WORK TO BE COMPLETED:
Find how many lines hold the word "Rate". Give only the number.

SUPPLIED DATA:
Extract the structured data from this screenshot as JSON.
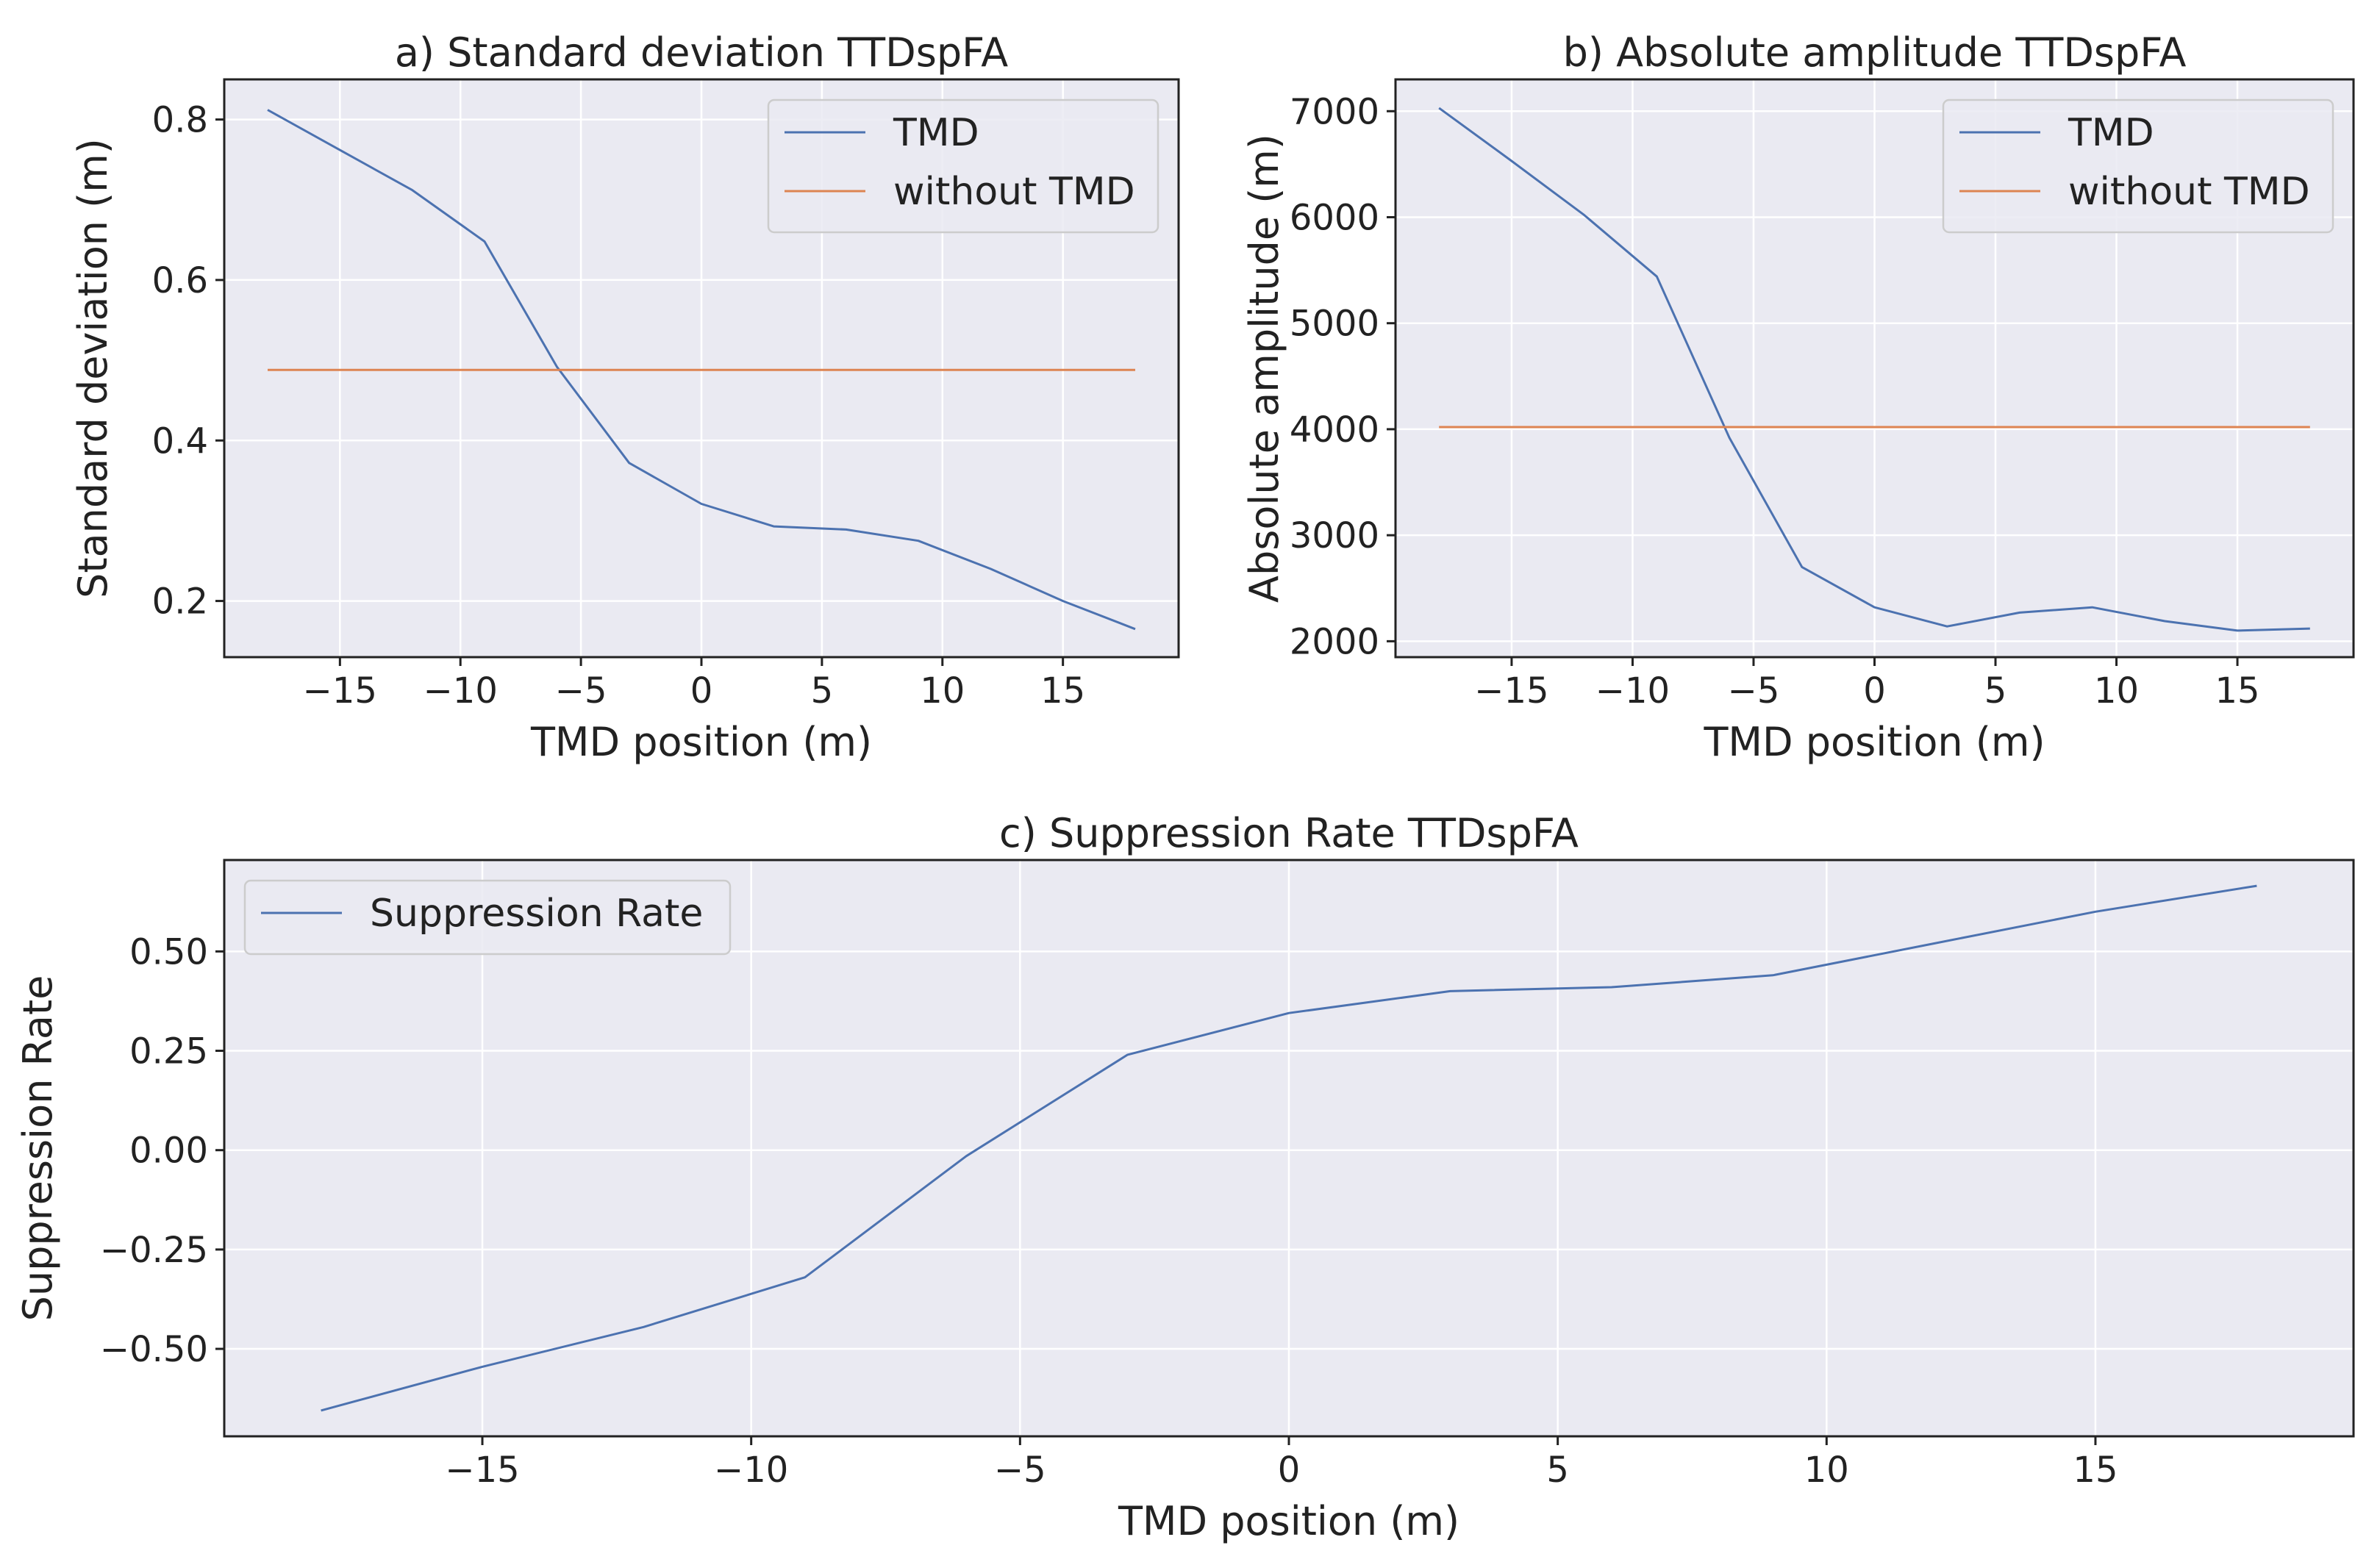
{
  "chart_data": [
    {
      "type": "line",
      "title": "a) Standard deviation TTDspFA",
      "xlabel": "TMD position (m)",
      "ylabel": "Standard deviation (m)",
      "xlim": [
        -19.8,
        19.8
      ],
      "ylim": [
        0.13,
        0.85
      ],
      "xticks": [
        -15,
        -10,
        -5,
        0,
        5,
        10,
        15
      ],
      "xtick_labels": [
        "−15",
        "−10",
        "−5",
        "0",
        "5",
        "10",
        "15"
      ],
      "yticks": [
        0.2,
        0.4,
        0.6,
        0.8
      ],
      "ytick_labels": [
        "0.2",
        "0.4",
        "0.6",
        "0.8"
      ],
      "grid": true,
      "legend": "top-right",
      "x": [
        -18,
        -15,
        -12,
        -9,
        -6,
        -3,
        0,
        3,
        6,
        9,
        12,
        15,
        18
      ],
      "series": [
        {
          "name": "TMD",
          "color": "#4c72b0",
          "values": [
            0.812,
            0.762,
            0.712,
            0.648,
            0.492,
            0.372,
            0.321,
            0.293,
            0.289,
            0.275,
            0.24,
            0.2,
            0.165
          ]
        },
        {
          "name": "without TMD",
          "color": "#dd8452",
          "values": [
            0.488,
            0.488,
            0.488,
            0.488,
            0.488,
            0.488,
            0.488,
            0.488,
            0.488,
            0.488,
            0.488,
            0.488,
            0.488
          ]
        }
      ]
    },
    {
      "type": "line",
      "title": "b) Absolute amplitude TTDspFA",
      "xlabel": "TMD position (m)",
      "ylabel": "Absolute amplitude (m)",
      "xlim": [
        -19.8,
        19.8
      ],
      "ylim": [
        1850,
        7300
      ],
      "xticks": [
        -15,
        -10,
        -5,
        0,
        5,
        10,
        15
      ],
      "xtick_labels": [
        "−15",
        "−10",
        "−5",
        "0",
        "5",
        "10",
        "15"
      ],
      "yticks": [
        2000,
        3000,
        4000,
        5000,
        6000,
        7000
      ],
      "ytick_labels": [
        "2000",
        "3000",
        "4000",
        "5000",
        "6000",
        "7000"
      ],
      "grid": true,
      "legend": "top-right",
      "x": [
        -18,
        -15,
        -12,
        -9,
        -6,
        -3,
        0,
        3,
        6,
        9,
        12,
        15,
        18
      ],
      "series": [
        {
          "name": "TMD",
          "color": "#4c72b0",
          "values": [
            7030,
            6530,
            6020,
            5440,
            3920,
            2700,
            2320,
            2140,
            2270,
            2320,
            2190,
            2100,
            2120
          ]
        },
        {
          "name": "without TMD",
          "color": "#dd8452",
          "values": [
            4020,
            4020,
            4020,
            4020,
            4020,
            4020,
            4020,
            4020,
            4020,
            4020,
            4020,
            4020,
            4020
          ]
        }
      ]
    },
    {
      "type": "line",
      "title": "c) Suppression Rate TTDspFA",
      "xlabel": "TMD position (m)",
      "ylabel": "Suppression Rate",
      "xlim": [
        -19.8,
        19.8
      ],
      "ylim": [
        -0.72,
        0.73
      ],
      "xticks": [
        -15,
        -10,
        -5,
        0,
        5,
        10,
        15
      ],
      "xtick_labels": [
        "−15",
        "−10",
        "−5",
        "0",
        "5",
        "10",
        "15"
      ],
      "yticks": [
        -0.5,
        -0.25,
        0.0,
        0.25,
        0.5
      ],
      "ytick_labels": [
        "−0.50",
        "−0.25",
        "0.00",
        "0.25",
        "0.50"
      ],
      "grid": true,
      "legend": "top-left",
      "x": [
        -18,
        -15,
        -12,
        -9,
        -6,
        -3,
        0,
        3,
        6,
        9,
        12,
        15,
        18
      ],
      "series": [
        {
          "name": "Suppression Rate",
          "color": "#4c72b0",
          "values": [
            -0.655,
            -0.545,
            -0.445,
            -0.32,
            -0.015,
            0.24,
            0.345,
            0.4,
            0.41,
            0.44,
            0.52,
            0.6,
            0.665
          ]
        }
      ]
    }
  ]
}
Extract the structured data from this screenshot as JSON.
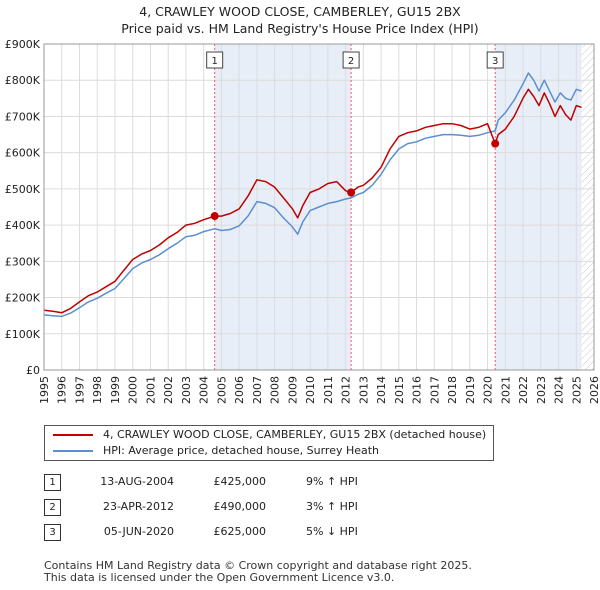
{
  "title": {
    "line1": "4, CRAWLEY WOOD CLOSE, CAMBERLEY, GU15 2BX",
    "line2": "Price paid vs. HM Land Registry's House Price Index (HPI)"
  },
  "colors": {
    "property": "#c00000",
    "hpi": "#5b8fd0",
    "shade": "#e8eef8",
    "grid": "#dcdcdc",
    "marker_line": "#e06060"
  },
  "chart_data": {
    "type": "line",
    "title": "4, CRAWLEY WOOD CLOSE, CAMBERLEY, GU15 2BX — Price paid vs. HM Land Registry's House Price Index (HPI)",
    "xlim": [
      1995,
      2026
    ],
    "ylim": [
      0,
      900000
    ],
    "x_ticks": [
      1995,
      1996,
      1997,
      1998,
      1999,
      2000,
      2001,
      2002,
      2003,
      2004,
      2005,
      2006,
      2007,
      2008,
      2009,
      2010,
      2011,
      2012,
      2013,
      2014,
      2015,
      2016,
      2017,
      2018,
      2019,
      2020,
      2021,
      2022,
      2023,
      2024,
      2025,
      2026
    ],
    "x_tick_labels": [
      "1995",
      "1996",
      "1997",
      "1998",
      "1999",
      "2000",
      "2001",
      "2002",
      "2003",
      "2004",
      "2005",
      "2006",
      "2007",
      "2008",
      "2009",
      "2010",
      "2011",
      "2012",
      "2013",
      "2014",
      "2015",
      "2016",
      "2017",
      "2018",
      "2019",
      "2020",
      "2021",
      "2022",
      "2023",
      "2024",
      "2025",
      "2026"
    ],
    "y_ticks": [
      0,
      100000,
      200000,
      300000,
      400000,
      500000,
      600000,
      700000,
      800000,
      900000
    ],
    "y_tick_labels": [
      "£0",
      "£100K",
      "£200K",
      "£300K",
      "£400K",
      "£500K",
      "£600K",
      "£700K",
      "£800K",
      "£900K"
    ],
    "grid": true,
    "legend_position": "below",
    "series": [
      {
        "name": "4, CRAWLEY WOOD CLOSE, CAMBERLEY, GU15 2BX (detached house)",
        "color": "#c00000",
        "x": [
          1995.0,
          1995.5,
          1996.0,
          1996.5,
          1997.0,
          1997.5,
          1998.0,
          1998.5,
          1999.0,
          1999.5,
          2000.0,
          2000.5,
          2001.0,
          2001.5,
          2002.0,
          2002.5,
          2003.0,
          2003.5,
          2004.0,
          2004.62,
          2005.0,
          2005.5,
          2006.0,
          2006.5,
          2007.0,
          2007.5,
          2008.0,
          2008.5,
          2009.0,
          2009.3,
          2009.6,
          2010.0,
          2010.5,
          2011.0,
          2011.5,
          2012.0,
          2012.31,
          2012.7,
          2013.0,
          2013.5,
          2014.0,
          2014.5,
          2015.0,
          2015.5,
          2016.0,
          2016.5,
          2017.0,
          2017.5,
          2018.0,
          2018.5,
          2019.0,
          2019.5,
          2020.0,
          2020.43,
          2020.6,
          2021.0,
          2021.5,
          2022.0,
          2022.3,
          2022.6,
          2022.9,
          2023.2,
          2023.5,
          2023.8,
          2024.1,
          2024.4,
          2024.7,
          2025.0,
          2025.3
        ],
        "values": [
          165000,
          162000,
          158000,
          170000,
          188000,
          205000,
          215000,
          230000,
          245000,
          275000,
          305000,
          320000,
          330000,
          345000,
          365000,
          380000,
          400000,
          405000,
          415000,
          425000,
          425000,
          432000,
          445000,
          480000,
          525000,
          520000,
          505000,
          475000,
          445000,
          420000,
          455000,
          490000,
          500000,
          515000,
          520000,
          495000,
          490000,
          505000,
          510000,
          530000,
          560000,
          610000,
          645000,
          655000,
          660000,
          670000,
          675000,
          680000,
          680000,
          675000,
          665000,
          670000,
          680000,
          625000,
          650000,
          665000,
          700000,
          750000,
          775000,
          755000,
          730000,
          765000,
          735000,
          700000,
          730000,
          705000,
          690000,
          730000,
          725000
        ]
      },
      {
        "name": "HPI: Average price, detached house, Surrey Heath",
        "color": "#5b8fd0",
        "x": [
          1995.0,
          1995.5,
          1996.0,
          1996.5,
          1997.0,
          1997.5,
          1998.0,
          1998.5,
          1999.0,
          1999.5,
          2000.0,
          2000.5,
          2001.0,
          2001.5,
          2002.0,
          2002.5,
          2003.0,
          2003.5,
          2004.0,
          2004.62,
          2005.0,
          2005.5,
          2006.0,
          2006.5,
          2007.0,
          2007.5,
          2008.0,
          2008.5,
          2009.0,
          2009.3,
          2009.6,
          2010.0,
          2010.5,
          2011.0,
          2011.5,
          2012.0,
          2012.31,
          2012.7,
          2013.0,
          2013.5,
          2014.0,
          2014.5,
          2015.0,
          2015.5,
          2016.0,
          2016.5,
          2017.0,
          2017.5,
          2018.0,
          2018.5,
          2019.0,
          2019.5,
          2020.0,
          2020.43,
          2020.6,
          2021.0,
          2021.5,
          2022.0,
          2022.3,
          2022.6,
          2022.9,
          2023.2,
          2023.5,
          2023.8,
          2024.1,
          2024.4,
          2024.7,
          2025.0,
          2025.3
        ],
        "values": [
          152000,
          150000,
          148000,
          157000,
          172000,
          188000,
          198000,
          212000,
          225000,
          252000,
          280000,
          295000,
          305000,
          318000,
          335000,
          350000,
          368000,
          372000,
          382000,
          390000,
          385000,
          388000,
          398000,
          425000,
          465000,
          460000,
          448000,
          420000,
          395000,
          375000,
          410000,
          440000,
          450000,
          460000,
          465000,
          472000,
          475000,
          485000,
          490000,
          510000,
          540000,
          580000,
          610000,
          625000,
          630000,
          640000,
          645000,
          650000,
          650000,
          648000,
          645000,
          648000,
          655000,
          660000,
          690000,
          710000,
          745000,
          790000,
          820000,
          800000,
          770000,
          800000,
          770000,
          740000,
          765000,
          750000,
          745000,
          775000,
          770000
        ]
      }
    ],
    "sales": [
      {
        "label": "1",
        "x": 2004.62,
        "value": 425000
      },
      {
        "label": "2",
        "x": 2012.31,
        "value": 490000
      },
      {
        "label": "3",
        "x": 2020.43,
        "value": 625000
      }
    ],
    "shaded_regions": [
      {
        "from": 2004.62,
        "to": 2012.31
      },
      {
        "from": 2020.43,
        "to": 2025.3
      }
    ],
    "hatched_region": {
      "from": 2025.3,
      "to": 2026
    }
  },
  "legend": {
    "property_label": "4, CRAWLEY WOOD CLOSE, CAMBERLEY, GU15 2BX (detached house)",
    "hpi_label": "HPI: Average price, detached house, Surrey Heath"
  },
  "sales_table": [
    {
      "num": "1",
      "date": "13-AUG-2004",
      "price": "£425,000",
      "hpi": "9% ↑ HPI"
    },
    {
      "num": "2",
      "date": "23-APR-2012",
      "price": "£490,000",
      "hpi": "3% ↑ HPI"
    },
    {
      "num": "3",
      "date": "05-JUN-2020",
      "price": "£625,000",
      "hpi": "5% ↓ HPI"
    }
  ],
  "footer": {
    "line1": "Contains HM Land Registry data © Crown copyright and database right 2025.",
    "line2": "This data is licensed under the Open Government Licence v3.0."
  }
}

TASK ANSWER:
3